# [Supplied records]
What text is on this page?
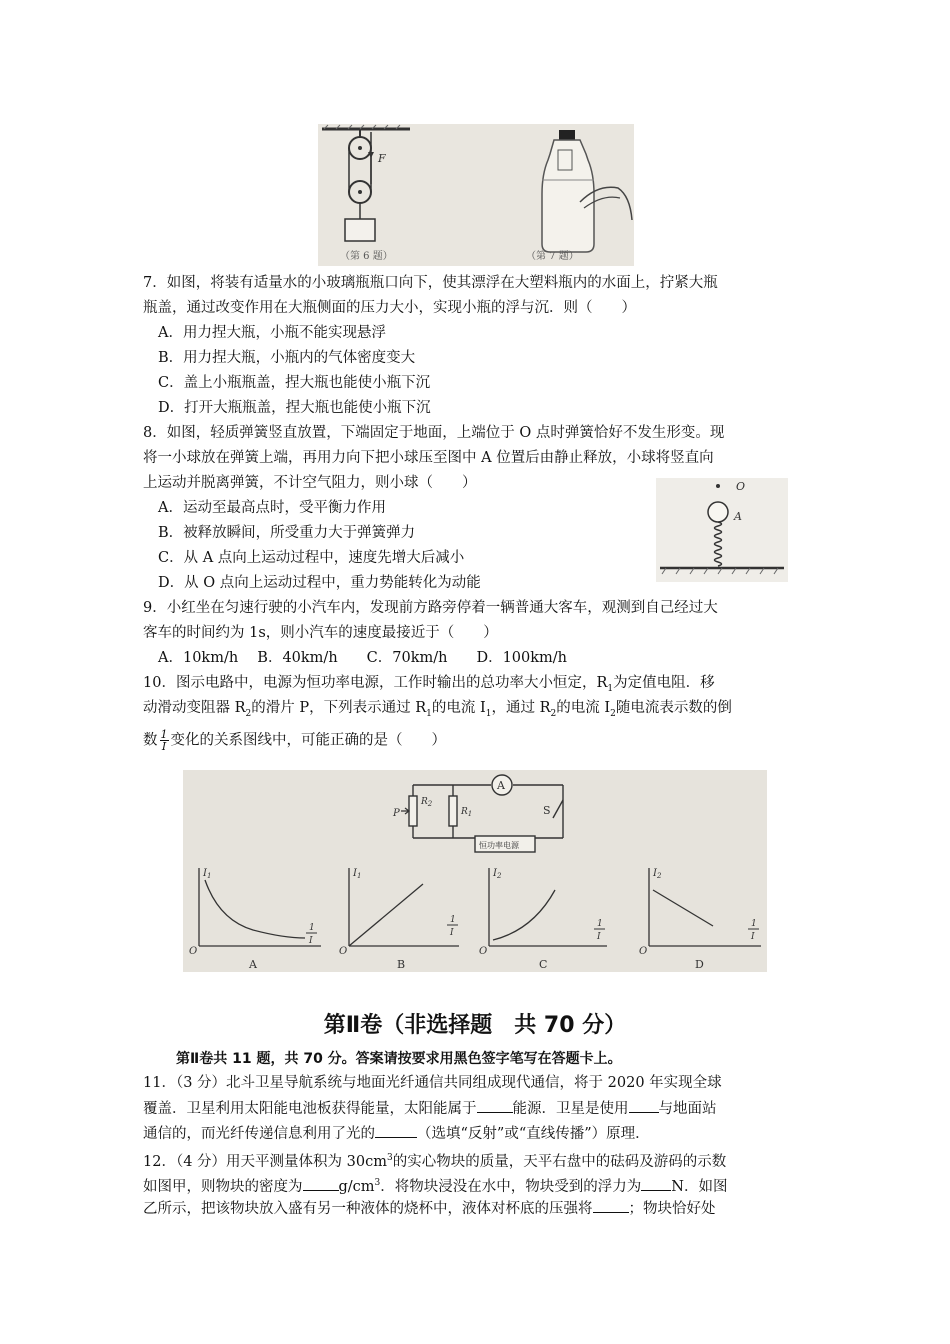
F
（第 6 题）	（第 7 题）
7．如图，将装有适量水的小玻璃瓶瓶口向下，使其漂浮在大塑料瓶内的水面上，拧紧大瓶
瓶盖，通过改变作用在大瓶侧面的压力大小，实现小瓶的浮与沉．则（　　）
A．用力捏大瓶，小瓶不能实现悬浮
B．用力捏大瓶，小瓶内的气体密度变大
C．盖上小瓶瓶盖，捏大瓶也能使小瓶下沉
D．打开大瓶瓶盖，捏大瓶也能使小瓶下沉
8．如图，轻质弹簧竖直放置，下端固定于地面，上端位于 O 点时弹簧恰好不发生形变。现
将一小球放在弹簧上端，再用力向下把小球压至图中 A 位置后由静止释放，小球将竖直向
上运动并脱离弹簧，不计空气阻力，则小球（　　）
A．运动至最高点时，受平衡力作用
B．被释放瞬间，所受重力大于弹簧弹力
C．从 A 点向上运动过程中，速度先增大后减小
D．从 O 点向上运动过程中，重力势能转化为动能
O
A
9．小红坐在匀速行驶的小汽车内，发现前方路旁停着一辆普通大客车，观测到自己经过大
客车的时间约为 1s，则小汽车的速度最接近于（　　）
A．10km/h　 B．40km/h　　C．70km/h　　D．100km/h
10．图示电路中，电源为恒功率电源，工作时输出的总功率大小恒定，$R_1$为定值电阻．移
动滑动变阻器 $R_2$的滑片 P，下列表示通过 $R_1$的电流 $I_1$，通过 $R_2$的电流 $I_2$随电流表示数的倒
数 $\frac{1}{I}$ 变化的关系图线中，可能正确的是（　　）
A
P
$R_2$
$R_1$	S
恒功率电源
$I_1$
1
I
O
A
$I_1$
1
I
O
B
$I_2$
1
I
O
C
$I_2$
1
I
O
D
第Ⅱ卷（非选择题　共 70 分）
第Ⅱ卷共 11 题，共 70 分。答案请按要求用黑色签字笔写在答题卡上。
11．（3 分）北斗卫星导航系统与地面光纤通信共同组成现代通信，将于 2020 年实现全球
覆盖．卫星利用太阳能电池板获得能量，太阳能属于 能源．卫星是使用 与地面站
通信的，而光纤传递信息利用了光的	（选填“反射”或“直线传播”）原理．
12．（4 分）用天平测量体积为 $30cm^3$的实心物块的质量，天平右盘中的砝码及游码的示数
如图甲，则物块的密度为 $g/cm^3$．将物块浸没在水中，物块受到的浮力为 N．如图
乙所示，把该物块放入盛有另一种液体的烧杯中，液体对杯底的压强将 ；物块恰好处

# [What needs to be done]
Pull out all lines containing "捏大瓶也能使小瓶下沉".

# [Exercise result]
C．盖上小瓶瓶盖，捏大瓶也能使小瓶下沉
D．打开大瓶瓶盖，捏大瓶也能使小瓶下沉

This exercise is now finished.